**THE REQUEST**: Write the records out again, precisely as they stand.

**MATERIAL**:
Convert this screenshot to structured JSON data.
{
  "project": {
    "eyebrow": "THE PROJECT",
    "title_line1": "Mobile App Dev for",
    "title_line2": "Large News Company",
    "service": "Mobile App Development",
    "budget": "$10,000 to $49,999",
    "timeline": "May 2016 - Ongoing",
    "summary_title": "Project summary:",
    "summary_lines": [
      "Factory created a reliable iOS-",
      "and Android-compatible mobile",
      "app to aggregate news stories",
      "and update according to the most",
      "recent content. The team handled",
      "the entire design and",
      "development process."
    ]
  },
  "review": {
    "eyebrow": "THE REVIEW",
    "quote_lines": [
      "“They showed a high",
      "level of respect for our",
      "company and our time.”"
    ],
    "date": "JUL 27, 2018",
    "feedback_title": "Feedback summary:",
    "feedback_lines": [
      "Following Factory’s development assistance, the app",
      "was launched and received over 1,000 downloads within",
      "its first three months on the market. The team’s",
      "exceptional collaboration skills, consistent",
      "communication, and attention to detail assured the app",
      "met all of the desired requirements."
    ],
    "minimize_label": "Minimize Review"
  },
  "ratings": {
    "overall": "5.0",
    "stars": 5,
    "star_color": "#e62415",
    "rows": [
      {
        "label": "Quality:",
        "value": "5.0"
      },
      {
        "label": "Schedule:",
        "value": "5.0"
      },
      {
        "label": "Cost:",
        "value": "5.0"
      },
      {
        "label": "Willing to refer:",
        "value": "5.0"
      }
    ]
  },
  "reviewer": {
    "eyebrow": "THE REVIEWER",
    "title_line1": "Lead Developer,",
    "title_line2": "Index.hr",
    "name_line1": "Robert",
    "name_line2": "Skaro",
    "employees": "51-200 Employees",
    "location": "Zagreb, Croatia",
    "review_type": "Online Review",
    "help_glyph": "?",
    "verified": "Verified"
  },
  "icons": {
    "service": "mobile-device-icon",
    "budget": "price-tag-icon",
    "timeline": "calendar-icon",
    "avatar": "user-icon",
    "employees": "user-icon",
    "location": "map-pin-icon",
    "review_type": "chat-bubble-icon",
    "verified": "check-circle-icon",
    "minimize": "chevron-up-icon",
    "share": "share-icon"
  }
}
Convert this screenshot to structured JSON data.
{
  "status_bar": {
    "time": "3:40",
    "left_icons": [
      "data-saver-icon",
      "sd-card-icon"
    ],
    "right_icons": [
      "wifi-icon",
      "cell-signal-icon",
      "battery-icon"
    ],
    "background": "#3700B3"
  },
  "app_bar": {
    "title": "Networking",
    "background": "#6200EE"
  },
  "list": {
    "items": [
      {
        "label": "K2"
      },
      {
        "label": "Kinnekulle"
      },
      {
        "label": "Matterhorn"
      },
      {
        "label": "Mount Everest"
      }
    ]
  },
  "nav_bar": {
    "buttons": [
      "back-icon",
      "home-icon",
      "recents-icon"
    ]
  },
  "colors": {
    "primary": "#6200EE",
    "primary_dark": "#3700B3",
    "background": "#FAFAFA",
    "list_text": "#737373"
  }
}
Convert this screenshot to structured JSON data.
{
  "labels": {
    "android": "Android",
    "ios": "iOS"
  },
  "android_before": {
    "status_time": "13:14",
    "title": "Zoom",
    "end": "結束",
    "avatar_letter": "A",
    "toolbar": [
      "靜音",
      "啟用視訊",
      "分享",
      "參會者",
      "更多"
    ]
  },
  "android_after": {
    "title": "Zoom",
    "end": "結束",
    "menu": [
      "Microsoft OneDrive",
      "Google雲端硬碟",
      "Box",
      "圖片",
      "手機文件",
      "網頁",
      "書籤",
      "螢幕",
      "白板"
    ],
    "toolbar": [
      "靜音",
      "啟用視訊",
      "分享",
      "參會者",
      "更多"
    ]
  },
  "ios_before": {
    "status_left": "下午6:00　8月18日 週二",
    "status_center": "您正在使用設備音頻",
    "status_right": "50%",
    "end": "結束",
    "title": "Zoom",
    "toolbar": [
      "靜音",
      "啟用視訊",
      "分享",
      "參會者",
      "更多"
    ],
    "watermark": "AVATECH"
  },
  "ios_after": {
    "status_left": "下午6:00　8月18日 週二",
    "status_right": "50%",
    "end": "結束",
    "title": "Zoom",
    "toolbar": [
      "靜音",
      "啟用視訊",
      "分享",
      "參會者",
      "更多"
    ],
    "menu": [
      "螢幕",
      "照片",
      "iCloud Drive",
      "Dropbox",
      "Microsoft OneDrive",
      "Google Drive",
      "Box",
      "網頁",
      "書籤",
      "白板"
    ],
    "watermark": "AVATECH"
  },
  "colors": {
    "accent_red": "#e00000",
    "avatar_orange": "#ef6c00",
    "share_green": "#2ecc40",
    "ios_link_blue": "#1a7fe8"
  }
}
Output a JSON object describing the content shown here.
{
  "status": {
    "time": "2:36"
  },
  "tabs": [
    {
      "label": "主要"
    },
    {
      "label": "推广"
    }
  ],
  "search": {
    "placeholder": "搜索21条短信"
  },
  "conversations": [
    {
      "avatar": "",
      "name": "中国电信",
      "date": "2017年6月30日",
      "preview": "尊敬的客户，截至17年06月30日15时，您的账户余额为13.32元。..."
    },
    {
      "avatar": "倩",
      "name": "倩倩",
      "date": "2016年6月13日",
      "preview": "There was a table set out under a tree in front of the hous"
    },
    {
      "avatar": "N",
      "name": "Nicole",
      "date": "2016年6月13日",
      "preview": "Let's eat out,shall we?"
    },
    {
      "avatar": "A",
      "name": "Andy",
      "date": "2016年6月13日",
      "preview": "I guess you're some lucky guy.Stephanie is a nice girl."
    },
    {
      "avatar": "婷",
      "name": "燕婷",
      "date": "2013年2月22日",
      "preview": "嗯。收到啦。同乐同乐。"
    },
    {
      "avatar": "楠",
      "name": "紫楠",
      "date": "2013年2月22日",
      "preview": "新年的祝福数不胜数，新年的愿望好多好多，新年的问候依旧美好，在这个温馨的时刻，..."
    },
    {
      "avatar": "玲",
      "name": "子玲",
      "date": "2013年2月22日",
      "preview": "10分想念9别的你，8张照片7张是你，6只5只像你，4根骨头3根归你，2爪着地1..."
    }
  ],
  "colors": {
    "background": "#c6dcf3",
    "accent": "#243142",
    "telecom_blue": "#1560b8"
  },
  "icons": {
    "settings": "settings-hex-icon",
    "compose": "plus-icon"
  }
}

**RESULT OF THIS EXERCISE**:
Convert this screenshot to structured JSON data.
{
  "project": {
    "eyebrow": "THE PROJECT",
    "title_line1": "Mobile App Dev for",
    "title_line2": "Large News Company",
    "service": "Mobile App Development",
    "budget": "$10,000 to $49,999",
    "timeline": "May 2016 - Ongoing",
    "summary_title": "Project summary:",
    "summary_lines": [
      "Factory created a reliable iOS-",
      "and Android-compatible mobile",
      "app to aggregate news stories",
      "and update according to the most",
      "recent content. The team handled",
      "the entire design and",
      "development process."
    ]
  },
  "review": {
    "eyebrow": "THE REVIEW",
    "quote_lines": [
      "“They showed a high",
      "level of respect for our",
      "company and our time.”"
    ],
    "date": "JUL 27, 2018",
    "feedback_title": "Feedback summary:",
    "feedback_lines": [
      "Following Factory’s development assistance, the app",
      "was launched and received over 1,000 downloads within",
      "its first three months on the market. The team’s",
      "exceptional collaboration skills, consistent",
      "communication, and attention to detail assured the app",
      "met all of the desired requirements."
    ],
    "minimize_label": "Minimize Review"
  },
  "ratings": {
    "overall": "5.0",
    "stars": 5,
    "star_color": "#e62415",
    "rows": [
      {
        "label": "Quality:",
        "value": "5.0"
      },
      {
        "label": "Schedule:",
        "value": "5.0"
      },
      {
        "label": "Cost:",
        "value": "5.0"
      },
      {
        "label": "Willing to refer:",
        "value": "5.0"
      }
    ]
  },
  "reviewer": {
    "eyebrow": "THE REVIEWER",
    "title_line1": "Lead Developer,",
    "title_line2": "Index.hr",
    "name_line1": "Robert",
    "name_line2": "Skaro",
    "employees": "51-200 Employees",
    "location": "Zagreb, Croatia",
    "review_type": "Online Review",
    "help_glyph": "?",
    "verified": "Verified"
  },
  "icons": {
    "service": "mobile-device-icon",
    "budget": "price-tag-icon",
    "timeline": "calendar-icon",
    "avatar": "user-icon",
    "employees": "user-icon",
    "location": "map-pin-icon",
    "review_type": "chat-bubble-icon",
    "verified": "check-circle-icon",
    "minimize": "chevron-up-icon",
    "share": "share-icon"
  }
}
Convert this screenshot to structured JSON data.
{
  "status_bar": {
    "time": "3:40",
    "left_icons": [
      "data-saver-icon",
      "sd-card-icon"
    ],
    "right_icons": [
      "wifi-icon",
      "cell-signal-icon",
      "battery-icon"
    ],
    "background": "#3700B3"
  },
  "app_bar": {
    "title": "Networking",
    "background": "#6200EE"
  },
  "list": {
    "items": [
      {
        "label": "K2"
      },
      {
        "label": "Kinnekulle"
      },
      {
        "label": "Matterhorn"
      },
      {
        "label": "Mount Everest"
      }
    ]
  },
  "nav_bar": {
    "buttons": [
      "back-icon",
      "home-icon",
      "recents-icon"
    ]
  },
  "colors": {
    "primary": "#6200EE",
    "primary_dark": "#3700B3",
    "background": "#FAFAFA",
    "list_text": "#737373"
  }
}
Convert this screenshot to structured JSON data.
{
  "labels": {
    "android": "Android",
    "ios": "iOS"
  },
  "android_before": {
    "status_time": "13:14",
    "title": "Zoom",
    "end": "結束",
    "avatar_letter": "A",
    "toolbar": [
      "靜音",
      "啟用視訊",
      "分享",
      "參會者",
      "更多"
    ]
  },
  "android_after": {
    "title": "Zoom",
    "end": "結束",
    "menu": [
      "Microsoft OneDrive",
      "Google雲端硬碟",
      "Box",
      "圖片",
      "手機文件",
      "網頁",
      "書籤",
      "螢幕",
      "白板"
    ],
    "toolbar": [
      "靜音",
      "啟用視訊",
      "分享",
      "參會者",
      "更多"
    ]
  },
  "ios_before": {
    "status_left": "下午6:00　8月18日 週二",
    "status_center": "您正在使用設備音頻",
    "status_right": "50%",
    "end": "結束",
    "title": "Zoom",
    "toolbar": [
      "靜音",
      "啟用視訊",
      "分享",
      "參會者",
      "更多"
    ],
    "watermark": "AVATECH"
  },
  "ios_after": {
    "status_left": "下午6:00　8月18日 週二",
    "status_right": "50%",
    "end": "結束",
    "title": "Zoom",
    "toolbar": [
      "靜音",
      "啟用視訊",
      "分享",
      "參會者",
      "更多"
    ],
    "menu": [
      "螢幕",
      "照片",
      "iCloud Drive",
      "Dropbox",
      "Microsoft OneDrive",
      "Google Drive",
      "Box",
      "網頁",
      "書籤",
      "白板"
    ],
    "watermark": "AVATECH"
  },
  "colors": {
    "accent_red": "#e00000",
    "avatar_orange": "#ef6c00",
    "share_green": "#2ecc40",
    "ios_link_blue": "#1a7fe8"
  }
}
Output a JSON object describing the content shown here.
{
  "status": {
    "time": "2:36"
  },
  "tabs": [
    {
      "label": "主要"
    },
    {
      "label": "推广"
    }
  ],
  "search": {
    "placeholder": "搜索21条短信"
  },
  "conversations": [
    {
      "avatar": "",
      "name": "中国电信",
      "date": "2017年6月30日",
      "preview": "尊敬的客户，截至17年06月30日15时，您的账户余额为13.32元。..."
    },
    {
      "avatar": "倩",
      "name": "倩倩",
      "date": "2016年6月13日",
      "preview": "There was a table set out under a tree in front of the hous"
    },
    {
      "avatar": "N",
      "name": "Nicole",
      "date": "2016年6月13日",
      "preview": "Let's eat out,shall we?"
    },
    {
      "avatar": "A",
      "name": "Andy",
      "date": "2016年6月13日",
      "preview": "I guess you're some lucky guy.Stephanie is a nice girl."
    },
    {
      "avatar": "婷",
      "name": "燕婷",
      "date": "2013年2月22日",
      "preview": "嗯。收到啦。同乐同乐。"
    },
    {
      "avatar": "楠",
      "name": "紫楠",
      "date": "2013年2月22日",
      "preview": "新年的祝福数不胜数，新年的愿望好多好多，新年的问候依旧美好，在这个温馨的时刻，..."
    },
    {
      "avatar": "玲",
      "name": "子玲",
      "date": "2013年2月22日",
      "preview": "10分想念9别的你，8张照片7张是你，6只5只像你，4根骨头3根归你，2爪着地1..."
    }
  ],
  "colors": {
    "background": "#c6dcf3",
    "accent": "#243142",
    "telecom_blue": "#1560b8"
  },
  "icons": {
    "settings": "settings-hex-icon",
    "compose": "plus-icon"
  }
}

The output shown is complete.